Pick out each line in these entries that contains the string "series".
===== ENTRIES PROVIDED =====
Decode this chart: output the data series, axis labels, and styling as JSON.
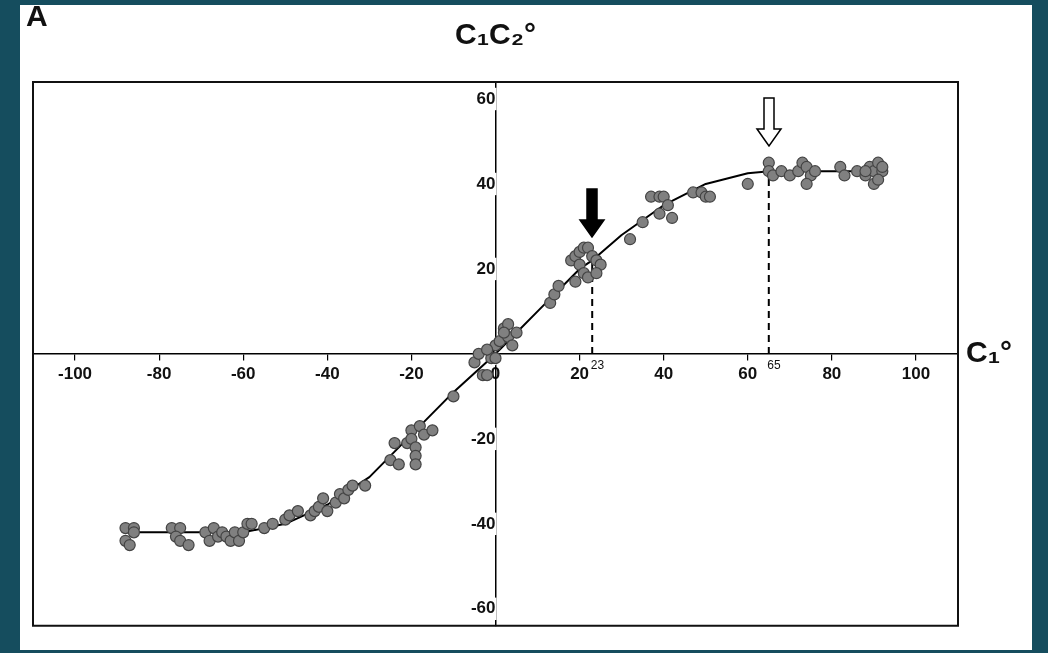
{
  "chart_data": {
    "type": "scatter",
    "xlabel": "C₁°",
    "ylabel": "C₁C₂°",
    "xlim": [
      -110,
      110
    ],
    "ylim": [
      -64,
      64
    ],
    "xticks": [
      -100,
      -80,
      -60,
      -40,
      -20,
      0,
      20,
      40,
      60,
      80,
      100
    ],
    "yticks": [
      -60,
      -40,
      -20,
      0,
      20,
      40,
      60
    ],
    "grid": false,
    "legend": false,
    "marker": "circle",
    "annotations": [
      "A",
      {
        "text": "23",
        "x": 23,
        "y": 0
      },
      {
        "text": "65",
        "x": 65,
        "y": 0
      }
    ],
    "series": [
      {
        "color": "#808080",
        "x": [
          -88,
          -86,
          -88,
          -87,
          -86,
          -77,
          -75,
          -76,
          -75,
          -73,
          -69,
          -68,
          -67,
          -66,
          -65,
          -64,
          -63,
          -62,
          -61,
          -60,
          -59,
          -58,
          -55,
          -53,
          -50,
          -49,
          -47,
          -44,
          -43,
          -42,
          -41,
          -40,
          -38,
          -37,
          -36,
          -35,
          -34,
          -31,
          -25,
          -24,
          -23,
          -21,
          -20,
          -20,
          -19,
          -19,
          -19,
          -18,
          -17,
          -15,
          -10,
          -5,
          -3,
          -2,
          -1,
          0,
          1,
          2,
          3,
          4,
          -4,
          -2,
          0,
          3,
          2,
          5,
          13,
          14,
          15,
          18,
          19,
          20,
          21,
          22,
          20,
          21,
          19,
          23,
          24,
          25,
          22,
          24,
          32,
          35,
          37,
          39,
          40,
          41,
          39,
          42,
          47,
          49,
          50,
          51,
          60,
          65,
          65,
          66,
          68,
          70,
          72,
          73,
          74,
          75,
          74,
          76,
          82,
          83,
          86,
          88,
          89,
          90,
          91,
          92,
          90,
          91,
          92,
          88
        ],
        "values": [
          -41,
          -41,
          -44,
          -45,
          -42,
          -41,
          -41,
          -43,
          -44,
          -45,
          -42,
          -44,
          -41,
          -43,
          -42,
          -43,
          -44,
          -42,
          -44,
          -42,
          -40,
          -40,
          -41,
          -40,
          -39,
          -38,
          -37,
          -38,
          -37,
          -36,
          -34,
          -37,
          -35,
          -33,
          -34,
          -32,
          -31,
          -31,
          -25,
          -21,
          -26,
          -21,
          -18,
          -20,
          -22,
          -24,
          -26,
          -17,
          -19,
          -18,
          -10,
          -2,
          -5,
          -5,
          -1,
          2,
          3,
          6,
          4,
          2,
          0,
          1,
          -1,
          7,
          5,
          5,
          12,
          14,
          16,
          22,
          23,
          24,
          25,
          25,
          21,
          19,
          17,
          23,
          22,
          21,
          18,
          19,
          27,
          31,
          37,
          37,
          37,
          35,
          33,
          32,
          38,
          38,
          37,
          37,
          40,
          45,
          43,
          42,
          43,
          42,
          43,
          45,
          44,
          42,
          40,
          43,
          44,
          42,
          43,
          42,
          44,
          43,
          45,
          43,
          40,
          41,
          44,
          43
        ]
      },
      {
        "type": "line",
        "color": "#000000",
        "line_style": "solid",
        "marker": "none",
        "x": [
          -88,
          -60,
          -50,
          -40,
          -30,
          -20,
          -10,
          0,
          10,
          20,
          23,
          30,
          40,
          50,
          60,
          65,
          70,
          93
        ],
        "values": [
          -42,
          -42,
          -40,
          -35.5,
          -29,
          -19,
          -9,
          0,
          10,
          20,
          22,
          28,
          35,
          40,
          42.5,
          43,
          43,
          43
        ]
      },
      {
        "type": "line",
        "color": "#000000",
        "line_style": "dashed",
        "marker": "none",
        "x": [
          23,
          23
        ],
        "values": [
          0,
          22
        ]
      },
      {
        "type": "line",
        "color": "#000000",
        "line_style": "dashed",
        "marker": "none",
        "x": [
          65,
          65
        ],
        "values": [
          0,
          43
        ]
      }
    ]
  }
}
=====
**THE RESULT:**
Decode this chart: output the data series, axis labels, and styling as JSON.
    "series": [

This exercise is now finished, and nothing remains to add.